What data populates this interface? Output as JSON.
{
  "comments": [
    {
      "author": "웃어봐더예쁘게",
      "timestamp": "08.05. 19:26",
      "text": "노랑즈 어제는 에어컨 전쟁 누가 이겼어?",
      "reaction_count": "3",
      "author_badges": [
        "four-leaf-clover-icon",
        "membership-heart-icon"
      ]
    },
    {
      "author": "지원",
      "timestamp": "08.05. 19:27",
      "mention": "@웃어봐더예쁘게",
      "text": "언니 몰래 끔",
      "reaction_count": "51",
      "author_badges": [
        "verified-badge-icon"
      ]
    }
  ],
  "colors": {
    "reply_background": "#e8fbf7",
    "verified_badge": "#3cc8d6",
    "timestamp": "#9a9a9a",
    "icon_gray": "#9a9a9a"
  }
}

# # # #

> Exercise details
Every record shown above must be echoed exactly.

> Written answer
What data populates this interface? Output as JSON.
{
  "comments": [
    {
      "author": "웃어봐더예쁘게",
      "timestamp": "08.05. 19:26",
      "text": "노랑즈 어제는 에어컨 전쟁 누가 이겼어?",
      "reaction_count": "3",
      "author_badges": [
        "four-leaf-clover-icon",
        "membership-heart-icon"
      ]
    },
    {
      "author": "지원",
      "timestamp": "08.05. 19:27",
      "mention": "@웃어봐더예쁘게",
      "text": "언니 몰래 끔",
      "reaction_count": "51",
      "author_badges": [
        "verified-badge-icon"
      ]
    }
  ],
  "colors": {
    "reply_background": "#e8fbf7",
    "verified_badge": "#3cc8d6",
    "timestamp": "#9a9a9a",
    "icon_gray": "#9a9a9a"
  }
}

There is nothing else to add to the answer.